··· RECORDS SUPPLIED ···

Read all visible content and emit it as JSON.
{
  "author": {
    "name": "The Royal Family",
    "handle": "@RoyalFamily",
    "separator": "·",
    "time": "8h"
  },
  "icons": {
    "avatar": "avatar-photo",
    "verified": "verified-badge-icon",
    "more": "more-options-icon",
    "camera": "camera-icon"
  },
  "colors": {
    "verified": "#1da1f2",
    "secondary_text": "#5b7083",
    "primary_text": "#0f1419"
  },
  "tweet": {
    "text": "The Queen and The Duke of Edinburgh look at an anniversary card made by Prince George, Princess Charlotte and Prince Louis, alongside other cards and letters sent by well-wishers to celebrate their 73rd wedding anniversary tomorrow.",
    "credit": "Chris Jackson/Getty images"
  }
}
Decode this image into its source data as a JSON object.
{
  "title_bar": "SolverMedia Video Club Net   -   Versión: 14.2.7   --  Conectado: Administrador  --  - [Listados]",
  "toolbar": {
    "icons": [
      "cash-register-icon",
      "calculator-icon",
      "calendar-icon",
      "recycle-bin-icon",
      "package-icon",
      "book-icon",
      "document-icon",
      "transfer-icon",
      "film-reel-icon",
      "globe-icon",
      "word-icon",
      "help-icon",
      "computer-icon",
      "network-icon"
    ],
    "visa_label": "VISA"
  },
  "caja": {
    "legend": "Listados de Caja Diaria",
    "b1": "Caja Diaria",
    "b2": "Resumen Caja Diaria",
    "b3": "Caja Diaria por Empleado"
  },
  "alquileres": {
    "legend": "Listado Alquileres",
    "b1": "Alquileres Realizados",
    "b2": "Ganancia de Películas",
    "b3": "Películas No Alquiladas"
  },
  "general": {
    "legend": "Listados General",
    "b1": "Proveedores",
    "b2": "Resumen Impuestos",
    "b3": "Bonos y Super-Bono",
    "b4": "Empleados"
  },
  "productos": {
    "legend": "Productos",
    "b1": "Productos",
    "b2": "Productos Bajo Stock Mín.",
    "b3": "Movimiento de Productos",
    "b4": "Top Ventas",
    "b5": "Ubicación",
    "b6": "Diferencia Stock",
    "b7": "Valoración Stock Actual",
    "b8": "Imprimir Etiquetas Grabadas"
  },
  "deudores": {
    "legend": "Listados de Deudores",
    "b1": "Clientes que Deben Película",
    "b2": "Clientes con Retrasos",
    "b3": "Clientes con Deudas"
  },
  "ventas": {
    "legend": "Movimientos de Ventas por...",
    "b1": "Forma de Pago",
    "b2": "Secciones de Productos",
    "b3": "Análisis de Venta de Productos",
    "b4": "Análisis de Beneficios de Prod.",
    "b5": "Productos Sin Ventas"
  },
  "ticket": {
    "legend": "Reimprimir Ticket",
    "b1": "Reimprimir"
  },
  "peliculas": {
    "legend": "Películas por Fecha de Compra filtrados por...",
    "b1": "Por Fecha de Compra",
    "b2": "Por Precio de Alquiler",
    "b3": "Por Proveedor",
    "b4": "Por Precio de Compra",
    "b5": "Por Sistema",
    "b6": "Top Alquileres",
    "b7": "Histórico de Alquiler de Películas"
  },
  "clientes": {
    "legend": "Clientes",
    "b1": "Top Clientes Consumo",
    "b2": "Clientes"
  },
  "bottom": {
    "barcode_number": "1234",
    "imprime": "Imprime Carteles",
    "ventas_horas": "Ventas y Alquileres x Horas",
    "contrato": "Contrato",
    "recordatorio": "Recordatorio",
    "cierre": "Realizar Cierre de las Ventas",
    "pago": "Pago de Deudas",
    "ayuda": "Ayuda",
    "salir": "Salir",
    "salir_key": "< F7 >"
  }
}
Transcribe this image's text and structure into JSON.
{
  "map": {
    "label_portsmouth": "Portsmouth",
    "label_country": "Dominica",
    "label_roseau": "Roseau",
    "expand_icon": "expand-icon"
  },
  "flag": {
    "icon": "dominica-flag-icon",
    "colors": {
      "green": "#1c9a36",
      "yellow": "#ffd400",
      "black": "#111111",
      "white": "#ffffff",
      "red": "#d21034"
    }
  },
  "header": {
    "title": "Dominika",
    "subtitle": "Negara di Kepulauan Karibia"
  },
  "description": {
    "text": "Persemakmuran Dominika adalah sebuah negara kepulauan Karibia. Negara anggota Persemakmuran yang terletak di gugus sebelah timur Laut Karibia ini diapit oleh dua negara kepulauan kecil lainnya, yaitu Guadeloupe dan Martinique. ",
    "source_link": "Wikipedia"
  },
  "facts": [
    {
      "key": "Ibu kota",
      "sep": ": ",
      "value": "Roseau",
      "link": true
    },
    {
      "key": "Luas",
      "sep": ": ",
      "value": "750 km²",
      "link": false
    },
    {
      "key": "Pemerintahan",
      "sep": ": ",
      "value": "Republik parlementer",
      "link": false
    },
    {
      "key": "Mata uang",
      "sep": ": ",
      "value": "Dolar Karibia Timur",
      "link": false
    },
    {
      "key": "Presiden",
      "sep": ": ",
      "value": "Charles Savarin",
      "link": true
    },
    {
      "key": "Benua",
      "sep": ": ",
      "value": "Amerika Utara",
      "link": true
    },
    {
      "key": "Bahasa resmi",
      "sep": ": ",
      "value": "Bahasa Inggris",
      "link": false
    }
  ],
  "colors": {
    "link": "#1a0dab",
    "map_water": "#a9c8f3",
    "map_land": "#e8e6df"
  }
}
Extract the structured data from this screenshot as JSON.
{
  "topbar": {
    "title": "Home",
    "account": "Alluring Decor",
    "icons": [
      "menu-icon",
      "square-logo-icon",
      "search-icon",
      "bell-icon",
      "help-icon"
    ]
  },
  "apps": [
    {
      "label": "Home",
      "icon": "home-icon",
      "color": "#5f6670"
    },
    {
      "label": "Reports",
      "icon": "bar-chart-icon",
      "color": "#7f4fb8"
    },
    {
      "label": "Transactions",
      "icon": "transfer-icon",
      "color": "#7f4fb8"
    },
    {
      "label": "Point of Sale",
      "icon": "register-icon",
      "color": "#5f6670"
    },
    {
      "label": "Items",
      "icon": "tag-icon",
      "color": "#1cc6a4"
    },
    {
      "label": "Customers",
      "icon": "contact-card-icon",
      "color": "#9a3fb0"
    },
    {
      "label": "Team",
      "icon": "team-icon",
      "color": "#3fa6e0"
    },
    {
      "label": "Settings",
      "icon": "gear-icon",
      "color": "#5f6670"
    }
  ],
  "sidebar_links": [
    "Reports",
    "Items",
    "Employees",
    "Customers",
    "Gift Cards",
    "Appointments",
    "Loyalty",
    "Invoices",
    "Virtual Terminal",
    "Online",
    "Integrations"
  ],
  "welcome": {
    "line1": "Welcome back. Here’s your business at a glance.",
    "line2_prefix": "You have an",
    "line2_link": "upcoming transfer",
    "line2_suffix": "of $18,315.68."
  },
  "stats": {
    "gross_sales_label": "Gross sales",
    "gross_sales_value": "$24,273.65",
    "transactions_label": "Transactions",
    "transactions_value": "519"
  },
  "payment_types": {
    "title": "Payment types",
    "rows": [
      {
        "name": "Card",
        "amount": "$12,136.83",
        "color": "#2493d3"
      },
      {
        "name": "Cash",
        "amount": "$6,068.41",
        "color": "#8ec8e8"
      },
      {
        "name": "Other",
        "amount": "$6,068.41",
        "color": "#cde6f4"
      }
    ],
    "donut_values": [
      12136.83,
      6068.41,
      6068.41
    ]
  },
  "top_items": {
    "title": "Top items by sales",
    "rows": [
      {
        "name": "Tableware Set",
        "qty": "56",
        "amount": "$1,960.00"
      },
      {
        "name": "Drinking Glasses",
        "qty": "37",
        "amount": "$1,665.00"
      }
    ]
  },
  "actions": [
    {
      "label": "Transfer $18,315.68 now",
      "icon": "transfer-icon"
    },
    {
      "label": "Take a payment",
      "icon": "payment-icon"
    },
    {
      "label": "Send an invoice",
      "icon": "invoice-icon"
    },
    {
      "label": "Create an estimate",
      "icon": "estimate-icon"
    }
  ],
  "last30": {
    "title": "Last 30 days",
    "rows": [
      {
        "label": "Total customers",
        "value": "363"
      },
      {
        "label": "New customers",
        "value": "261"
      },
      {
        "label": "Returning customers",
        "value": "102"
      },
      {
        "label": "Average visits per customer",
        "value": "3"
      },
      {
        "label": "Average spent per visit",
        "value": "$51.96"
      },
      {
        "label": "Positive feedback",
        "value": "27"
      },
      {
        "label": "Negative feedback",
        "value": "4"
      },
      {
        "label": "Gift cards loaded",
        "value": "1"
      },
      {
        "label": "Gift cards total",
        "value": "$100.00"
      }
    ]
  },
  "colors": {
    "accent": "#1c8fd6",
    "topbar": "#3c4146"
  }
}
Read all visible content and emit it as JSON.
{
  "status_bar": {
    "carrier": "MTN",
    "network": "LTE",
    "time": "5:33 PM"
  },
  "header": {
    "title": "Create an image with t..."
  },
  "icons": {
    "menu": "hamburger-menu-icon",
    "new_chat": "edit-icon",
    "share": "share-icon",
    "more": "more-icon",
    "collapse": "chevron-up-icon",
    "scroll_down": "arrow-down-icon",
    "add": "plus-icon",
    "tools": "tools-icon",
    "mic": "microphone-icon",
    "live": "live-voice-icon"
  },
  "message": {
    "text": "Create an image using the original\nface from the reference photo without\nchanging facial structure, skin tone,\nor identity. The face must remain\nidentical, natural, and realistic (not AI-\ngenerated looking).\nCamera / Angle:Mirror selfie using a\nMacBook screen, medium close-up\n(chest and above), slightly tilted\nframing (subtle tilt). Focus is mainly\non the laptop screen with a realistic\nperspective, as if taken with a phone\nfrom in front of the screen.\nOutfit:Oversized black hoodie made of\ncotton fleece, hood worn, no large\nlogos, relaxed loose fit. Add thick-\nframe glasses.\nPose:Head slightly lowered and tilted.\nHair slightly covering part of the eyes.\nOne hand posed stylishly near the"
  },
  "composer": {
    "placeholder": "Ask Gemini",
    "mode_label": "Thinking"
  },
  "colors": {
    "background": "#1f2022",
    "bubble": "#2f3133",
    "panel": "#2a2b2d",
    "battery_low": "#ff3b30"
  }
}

···

**TO DO:**
Set out every line from the material that contains the string "into".

**FINAL RESULT:**
Decode this image into its source data as a JSON object.
Transcribe this image's text and structure into JSON.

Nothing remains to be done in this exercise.